Set task
Reproduce every one of the rows below verbatim, omitting the pictures.
— start of Records for processing —
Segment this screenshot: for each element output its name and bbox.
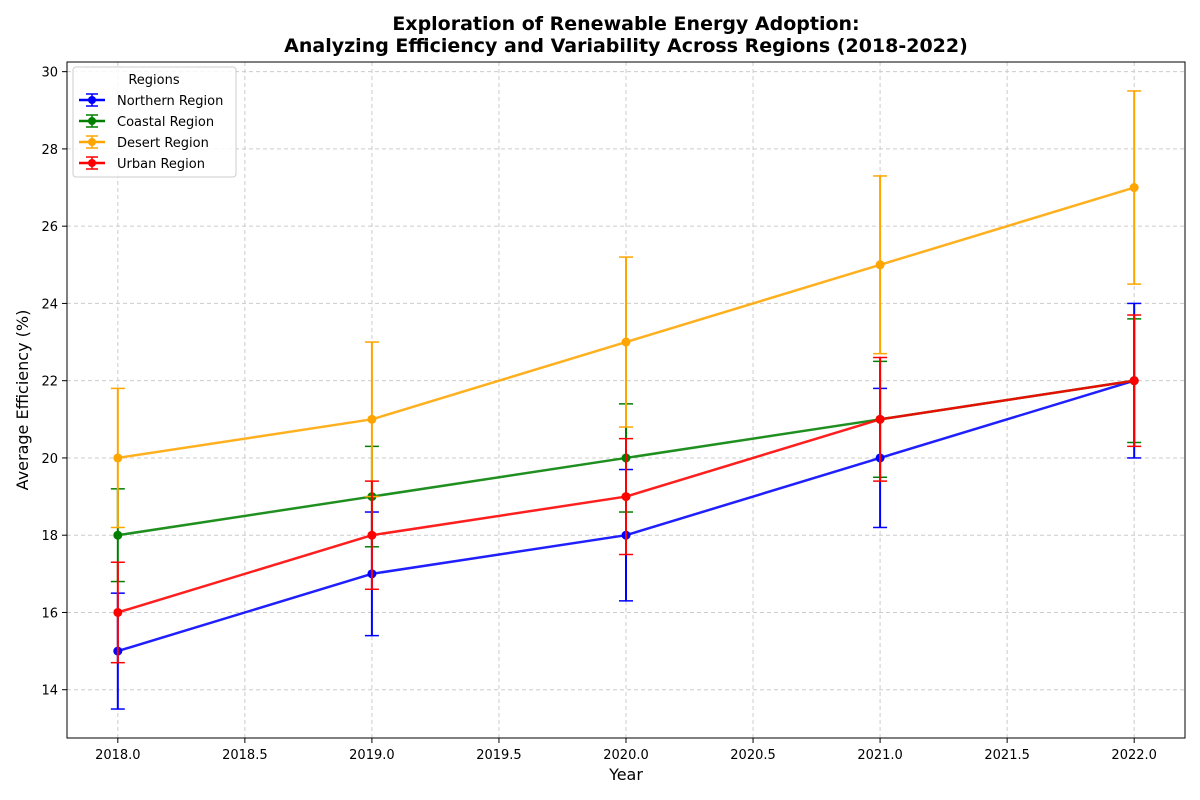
x-axis-label: Year bbox=[608, 765, 643, 784]
legend-label: Coastal Region bbox=[117, 115, 214, 130]
legend-swatch-marker bbox=[88, 159, 96, 167]
x-tick-label: 2020.5 bbox=[730, 748, 776, 763]
series-desert-region bbox=[110, 90, 1142, 529]
y-tick-label: 28 bbox=[41, 143, 58, 158]
y-tick-label: 24 bbox=[41, 297, 58, 312]
series-layer bbox=[110, 90, 1142, 710]
y-tick-label: 22 bbox=[41, 375, 58, 390]
data-point-desert-region bbox=[1129, 183, 1139, 193]
legend: Regions Northern Region Coastal Region Des… bbox=[72, 66, 237, 178]
legend-title: Regions bbox=[128, 73, 180, 88]
legend-label: Desert Region bbox=[117, 136, 209, 151]
legend-entry-urban-region: Urban Region bbox=[79, 156, 205, 172]
data-point-desert-region bbox=[875, 260, 885, 270]
data-point-urban-region bbox=[1129, 376, 1139, 386]
legend-swatch-marker bbox=[88, 96, 96, 104]
data-point-desert-region bbox=[113, 453, 123, 463]
y-tick-label: 14 bbox=[41, 684, 58, 699]
data-point-urban-region bbox=[875, 414, 885, 424]
data-point-urban-region bbox=[367, 530, 377, 540]
legend-box bbox=[72, 66, 237, 178]
legend-swatch-marker bbox=[88, 138, 96, 146]
x-tick-label: 2022.0 bbox=[1111, 748, 1157, 763]
legend-entry-coastal-region: Coastal Region bbox=[79, 114, 214, 130]
y-tick-label: 18 bbox=[41, 529, 58, 544]
y-tick-label: 20 bbox=[41, 452, 58, 467]
y-tick-label: 16 bbox=[41, 606, 58, 621]
data-point-desert-region bbox=[621, 337, 631, 347]
legend-entry-northern-region: Northern Region bbox=[79, 93, 223, 109]
series-urban-region bbox=[110, 314, 1142, 664]
legend-label: Urban Region bbox=[117, 157, 205, 172]
x-tick-label: 2019.5 bbox=[476, 748, 522, 763]
y-tick-label: 30 bbox=[41, 66, 58, 81]
x-tick-label: 2018.0 bbox=[95, 748, 141, 763]
x-tick-label: 2020.0 bbox=[603, 748, 649, 763]
x-axis-ticks: 2018.0 2018.5 2019.0 2019.5 2020.0 2020.5 2021… bbox=[95, 738, 1157, 763]
x-tick-label: 2021.5 bbox=[984, 748, 1030, 763]
y-axis-label: Average Efficiency (%) bbox=[13, 310, 32, 491]
x-tick-label: 2018.5 bbox=[222, 748, 268, 763]
chart-title: Exploration of Renewable Energy Adoption… bbox=[392, 13, 859, 35]
legend-entries: Northern Region Coastal Region Desert Regi… bbox=[79, 93, 223, 172]
data-point-urban-region bbox=[621, 492, 631, 502]
x-tick-label: 2019.0 bbox=[349, 748, 395, 763]
legend-swatch-marker bbox=[88, 117, 96, 125]
legend-label: Northern Region bbox=[117, 94, 223, 109]
data-point-coastal-region bbox=[113, 530, 123, 540]
data-point-desert-region bbox=[367, 414, 377, 424]
data-point-urban-region bbox=[113, 607, 123, 617]
y-tick-label: 26 bbox=[41, 220, 58, 235]
y-axis-ticks: 14 16 18 20 22 24 26 28 30 bbox=[41, 66, 67, 699]
x-tick-label: 2021.0 bbox=[857, 748, 903, 763]
chart-subtitle: Analyzing Efficiency and Variability Acr… bbox=[284, 35, 968, 57]
legend-entry-desert-region: Desert Region bbox=[79, 135, 209, 151]
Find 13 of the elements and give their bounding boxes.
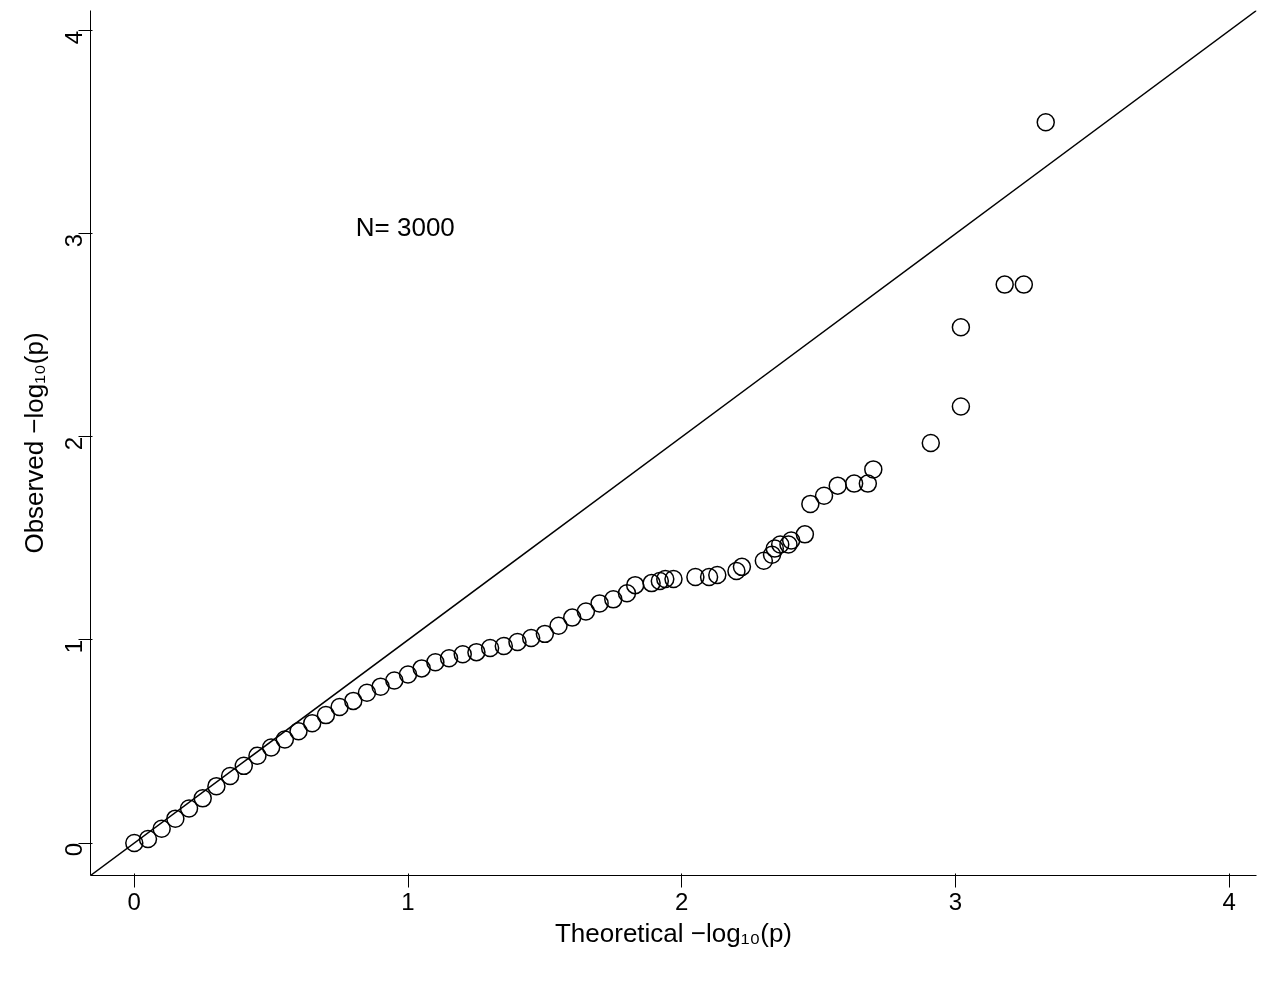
y-tick-label: 2 [60, 436, 87, 451]
y-tick-label: 4 [60, 30, 87, 45]
x-tick-label: 3 [948, 887, 963, 915]
x-tick-label: 2 [675, 887, 689, 915]
y-tick-label: 0 [60, 843, 87, 857]
x-tick-label: 4 [1222, 887, 1236, 915]
annotation: N= 3000 [355, 211, 455, 242]
x-tick-label: 1 [401, 887, 415, 915]
x-axis-title: Theoretical −log₁₀(p) [554, 917, 793, 948]
y-axis-title: Observed −log₁₀(p) [18, 332, 49, 554]
y-tick-label: 1 [60, 639, 87, 654]
x-tick-label: 0 [127, 887, 141, 915]
y-tick-label: 3 [60, 233, 87, 248]
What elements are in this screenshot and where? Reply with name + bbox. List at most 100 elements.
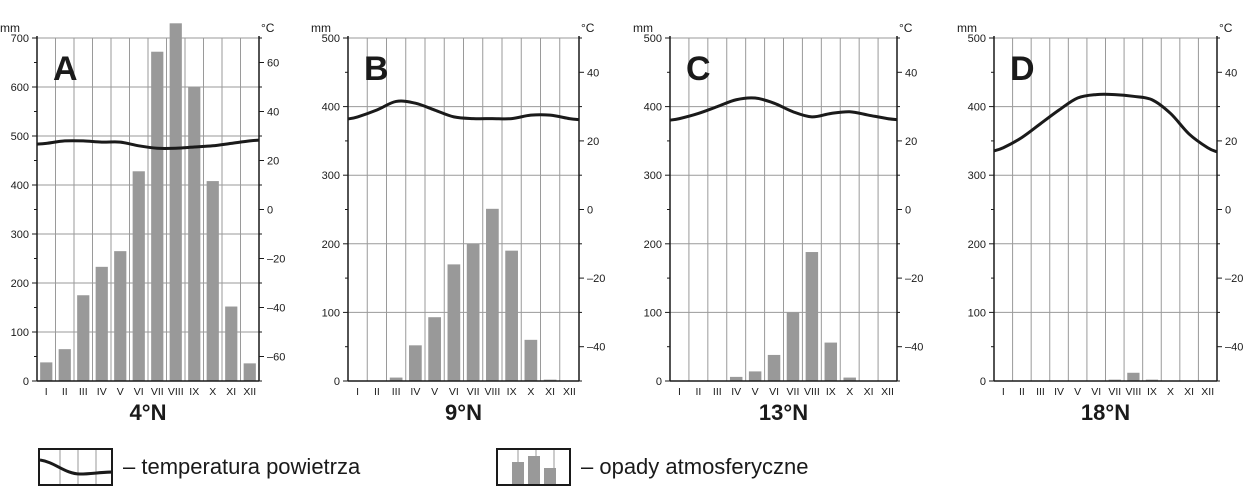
— end of Records for processing —
Answer to this exercise
Segment this screenshot: for each element output its name and bbox.
x-axis-label: Year bbox=[608, 765, 643, 784]
legend-label: Coastal Region bbox=[117, 115, 214, 130]
legend-swatch-marker bbox=[88, 159, 96, 167]
x-tick-label: 2020.5 bbox=[730, 748, 776, 763]
series-desert-region bbox=[110, 90, 1142, 529]
y-tick-label: 28 bbox=[41, 143, 58, 158]
y-tick-label: 24 bbox=[41, 297, 58, 312]
series-layer bbox=[110, 90, 1142, 710]
y-tick-label: 22 bbox=[41, 375, 58, 390]
data-point-desert-region bbox=[1129, 183, 1139, 193]
legend: Regions Northern Region Coastal Region Des… bbox=[72, 66, 237, 178]
legend-title: Regions bbox=[128, 73, 180, 88]
legend-label: Desert Region bbox=[117, 136, 209, 151]
legend-entry-urban-region: Urban Region bbox=[79, 156, 205, 172]
data-point-desert-region bbox=[875, 260, 885, 270]
data-point-urban-region bbox=[1129, 376, 1139, 386]
legend-swatch-marker bbox=[88, 96, 96, 104]
data-point-desert-region bbox=[113, 453, 123, 463]
y-tick-label: 14 bbox=[41, 684, 58, 699]
data-point-urban-region bbox=[875, 414, 885, 424]
data-point-urban-region bbox=[367, 530, 377, 540]
legend-box bbox=[72, 66, 237, 178]
legend-swatch-marker bbox=[88, 138, 96, 146]
x-tick-label: 2022.0 bbox=[1111, 748, 1157, 763]
legend-entry-coastal-region: Coastal Region bbox=[79, 114, 214, 130]
y-tick-label: 18 bbox=[41, 529, 58, 544]
y-tick-label: 20 bbox=[41, 452, 58, 467]
y-tick-label: 16 bbox=[41, 606, 58, 621]
data-point-desert-region bbox=[621, 337, 631, 347]
legend-entry-northern-region: Northern Region bbox=[79, 93, 223, 109]
series-urban-region bbox=[110, 314, 1142, 664]
legend-label: Urban Region bbox=[117, 157, 205, 172]
x-tick-label: 2019.5 bbox=[476, 748, 522, 763]
y-tick-label: 30 bbox=[41, 66, 58, 81]
x-tick-label: 2018.0 bbox=[95, 748, 141, 763]
x-tick-label: 2020.0 bbox=[603, 748, 649, 763]
x-axis-ticks: 2018.0 2018.5 2019.0 2019.5 2020.0 2020.5 2021… bbox=[95, 738, 1157, 763]
x-tick-label: 2021.5 bbox=[984, 748, 1030, 763]
y-axis-label: Average Efficiency (%) bbox=[13, 310, 32, 491]
x-tick-label: 2018.5 bbox=[222, 748, 268, 763]
chart-title: Exploration of Renewable Energy Adoption… bbox=[392, 13, 859, 35]
legend-entries: Northern Region Coastal Region Desert Regi… bbox=[79, 93, 223, 172]
data-point-urban-region bbox=[621, 492, 631, 502]
x-tick-label: 2019.0 bbox=[349, 748, 395, 763]
legend-swatch-marker bbox=[88, 117, 96, 125]
legend-label: Northern Region bbox=[117, 94, 223, 109]
data-point-coastal-region bbox=[113, 530, 123, 540]
data-point-desert-region bbox=[367, 414, 377, 424]
data-point-urban-region bbox=[113, 607, 123, 617]
y-tick-label: 26 bbox=[41, 220, 58, 235]
y-axis-ticks: 14 16 18 20 22 24 26 28 30 bbox=[41, 66, 67, 699]
x-tick-label: 2021.0 bbox=[857, 748, 903, 763]
chart-subtitle: Analyzing Efficiency and Variability Acr… bbox=[284, 35, 968, 57]
legend-entry-desert-region: Desert Region bbox=[79, 135, 209, 151]
Find 13 of the elements and give their bounding boxes.
y-tick-label: 2 [60, 436, 87, 451]
y-tick-label: 4 [60, 30, 87, 45]
x-tick-label: 3 [948, 887, 963, 915]
x-tick-label: 2 [675, 887, 689, 915]
y-tick-label: 0 [60, 843, 87, 857]
x-tick-label: 4 [1222, 887, 1236, 915]
annotation: N= 3000 [355, 211, 455, 242]
x-tick-label: 1 [401, 887, 415, 915]
x-axis-title: Theoretical −log₁₀(p) [554, 917, 793, 948]
y-axis-title: Observed −log₁₀(p) [18, 332, 49, 554]
y-tick-label: 1 [60, 639, 87, 654]
x-tick-label: 0 [127, 887, 141, 915]
y-tick-label: 3 [60, 233, 87, 248]
What elements are in this screenshot and where? Reply with name + bbox. List at most 100 elements.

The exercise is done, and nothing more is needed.